- [DO THIS] Go through the data below. Pull out every line that has the word "units".

Some records

+-------+

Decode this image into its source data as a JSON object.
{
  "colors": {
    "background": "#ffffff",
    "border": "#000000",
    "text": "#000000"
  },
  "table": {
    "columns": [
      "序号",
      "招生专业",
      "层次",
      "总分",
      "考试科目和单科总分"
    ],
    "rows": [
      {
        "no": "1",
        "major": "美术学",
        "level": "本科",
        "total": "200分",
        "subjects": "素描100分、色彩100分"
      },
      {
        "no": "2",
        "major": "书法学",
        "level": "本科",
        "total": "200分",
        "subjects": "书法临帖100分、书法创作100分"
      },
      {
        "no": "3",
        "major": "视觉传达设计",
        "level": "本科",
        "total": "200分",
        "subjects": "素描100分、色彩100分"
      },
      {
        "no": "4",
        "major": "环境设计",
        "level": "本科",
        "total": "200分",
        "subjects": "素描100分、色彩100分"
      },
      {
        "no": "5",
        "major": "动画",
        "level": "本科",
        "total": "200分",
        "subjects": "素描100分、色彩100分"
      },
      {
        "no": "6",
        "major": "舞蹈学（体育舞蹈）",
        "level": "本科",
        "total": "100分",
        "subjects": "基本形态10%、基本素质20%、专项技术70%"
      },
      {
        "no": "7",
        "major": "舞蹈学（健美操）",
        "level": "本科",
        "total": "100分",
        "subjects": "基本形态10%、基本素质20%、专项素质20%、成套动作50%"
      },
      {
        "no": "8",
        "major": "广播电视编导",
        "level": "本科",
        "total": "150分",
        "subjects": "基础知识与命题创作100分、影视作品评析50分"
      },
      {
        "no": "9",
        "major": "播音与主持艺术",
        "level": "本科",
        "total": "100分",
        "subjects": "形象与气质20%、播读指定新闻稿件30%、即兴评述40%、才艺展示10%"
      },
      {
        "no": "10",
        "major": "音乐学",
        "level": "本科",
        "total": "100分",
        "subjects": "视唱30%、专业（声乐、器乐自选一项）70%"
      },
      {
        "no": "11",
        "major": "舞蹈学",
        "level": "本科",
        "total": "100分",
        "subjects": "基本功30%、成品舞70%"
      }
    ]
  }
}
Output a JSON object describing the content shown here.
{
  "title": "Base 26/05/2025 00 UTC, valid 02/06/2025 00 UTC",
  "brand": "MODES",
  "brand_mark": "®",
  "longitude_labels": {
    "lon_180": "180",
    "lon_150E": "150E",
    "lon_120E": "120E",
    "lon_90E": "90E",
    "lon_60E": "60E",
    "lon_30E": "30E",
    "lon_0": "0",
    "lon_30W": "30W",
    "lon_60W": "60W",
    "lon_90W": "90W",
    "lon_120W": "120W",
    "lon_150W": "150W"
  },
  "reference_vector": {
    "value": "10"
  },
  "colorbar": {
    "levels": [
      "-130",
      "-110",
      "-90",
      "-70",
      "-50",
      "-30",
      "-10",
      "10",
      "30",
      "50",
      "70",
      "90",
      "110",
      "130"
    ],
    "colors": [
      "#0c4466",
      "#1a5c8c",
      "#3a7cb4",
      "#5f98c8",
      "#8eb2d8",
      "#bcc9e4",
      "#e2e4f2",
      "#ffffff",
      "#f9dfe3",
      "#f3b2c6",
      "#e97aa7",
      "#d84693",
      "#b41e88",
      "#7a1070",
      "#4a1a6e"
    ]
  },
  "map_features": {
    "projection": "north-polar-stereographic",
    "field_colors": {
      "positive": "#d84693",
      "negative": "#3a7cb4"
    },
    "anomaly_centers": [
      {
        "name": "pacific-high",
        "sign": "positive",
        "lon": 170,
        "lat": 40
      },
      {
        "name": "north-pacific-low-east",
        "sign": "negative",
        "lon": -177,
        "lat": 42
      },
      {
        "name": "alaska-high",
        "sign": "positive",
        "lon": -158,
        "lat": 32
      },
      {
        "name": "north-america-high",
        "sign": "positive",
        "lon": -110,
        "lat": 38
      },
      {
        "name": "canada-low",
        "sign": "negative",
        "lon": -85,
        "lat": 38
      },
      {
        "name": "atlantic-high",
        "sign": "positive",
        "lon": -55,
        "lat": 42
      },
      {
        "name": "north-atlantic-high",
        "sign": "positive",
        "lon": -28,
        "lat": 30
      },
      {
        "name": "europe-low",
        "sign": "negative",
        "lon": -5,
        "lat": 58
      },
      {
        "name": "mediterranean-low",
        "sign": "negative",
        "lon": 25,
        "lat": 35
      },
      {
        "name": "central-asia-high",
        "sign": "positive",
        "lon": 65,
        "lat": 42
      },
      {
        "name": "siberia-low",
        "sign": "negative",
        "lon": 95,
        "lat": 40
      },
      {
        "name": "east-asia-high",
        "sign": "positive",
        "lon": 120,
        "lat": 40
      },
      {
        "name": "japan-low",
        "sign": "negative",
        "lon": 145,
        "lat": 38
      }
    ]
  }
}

+-------+

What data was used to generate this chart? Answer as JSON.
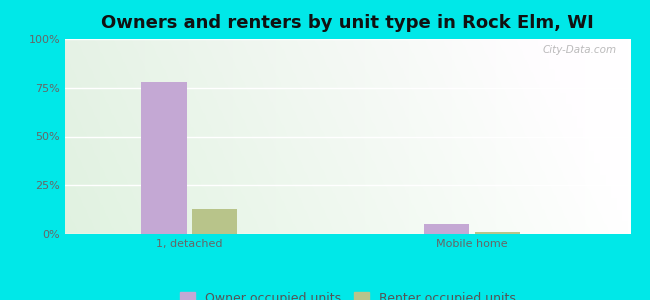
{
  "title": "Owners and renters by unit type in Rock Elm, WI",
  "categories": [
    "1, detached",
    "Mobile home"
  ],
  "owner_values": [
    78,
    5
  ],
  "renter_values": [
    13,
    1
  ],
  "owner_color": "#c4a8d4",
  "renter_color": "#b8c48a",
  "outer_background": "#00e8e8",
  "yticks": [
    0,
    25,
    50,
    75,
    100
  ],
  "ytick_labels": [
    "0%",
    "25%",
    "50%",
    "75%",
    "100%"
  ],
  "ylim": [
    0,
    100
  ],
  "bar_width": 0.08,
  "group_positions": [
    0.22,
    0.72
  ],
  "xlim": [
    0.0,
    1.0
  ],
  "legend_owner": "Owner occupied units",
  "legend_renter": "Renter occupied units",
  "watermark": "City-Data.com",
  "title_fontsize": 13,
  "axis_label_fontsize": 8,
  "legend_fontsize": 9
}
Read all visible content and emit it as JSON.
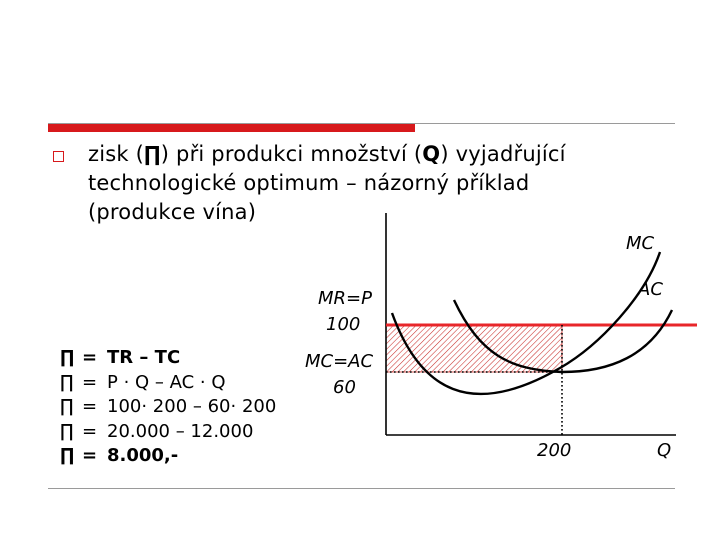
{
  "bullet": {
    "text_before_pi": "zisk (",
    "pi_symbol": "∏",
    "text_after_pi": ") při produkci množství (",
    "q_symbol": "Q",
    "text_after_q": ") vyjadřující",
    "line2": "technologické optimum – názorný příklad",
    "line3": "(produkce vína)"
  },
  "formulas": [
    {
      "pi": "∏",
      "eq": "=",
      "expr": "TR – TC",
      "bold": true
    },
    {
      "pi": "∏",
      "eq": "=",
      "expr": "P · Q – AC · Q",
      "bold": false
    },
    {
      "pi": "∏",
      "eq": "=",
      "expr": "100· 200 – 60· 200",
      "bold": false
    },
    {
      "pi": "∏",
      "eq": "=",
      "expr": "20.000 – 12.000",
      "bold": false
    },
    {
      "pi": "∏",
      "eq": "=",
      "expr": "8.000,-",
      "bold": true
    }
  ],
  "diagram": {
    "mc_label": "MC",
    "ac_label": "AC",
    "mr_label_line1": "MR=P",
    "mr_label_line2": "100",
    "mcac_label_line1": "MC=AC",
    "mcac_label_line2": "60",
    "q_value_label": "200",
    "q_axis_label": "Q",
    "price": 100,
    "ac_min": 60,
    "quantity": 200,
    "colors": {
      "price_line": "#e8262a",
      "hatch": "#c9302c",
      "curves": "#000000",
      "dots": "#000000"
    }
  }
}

+-------+

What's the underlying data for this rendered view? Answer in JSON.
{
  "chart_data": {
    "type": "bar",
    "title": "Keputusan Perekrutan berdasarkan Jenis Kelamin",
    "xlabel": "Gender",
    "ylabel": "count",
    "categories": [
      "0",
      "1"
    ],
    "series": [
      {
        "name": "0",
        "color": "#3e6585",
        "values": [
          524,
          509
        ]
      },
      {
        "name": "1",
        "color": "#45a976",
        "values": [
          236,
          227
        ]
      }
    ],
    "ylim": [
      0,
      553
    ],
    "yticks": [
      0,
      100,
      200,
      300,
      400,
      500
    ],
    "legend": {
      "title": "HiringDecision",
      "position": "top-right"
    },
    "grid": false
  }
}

+-------+

- [ANSWER BELOW]
  "legend_owner": "Owner occupied units",
  "legend_renter": "Renter occupied units",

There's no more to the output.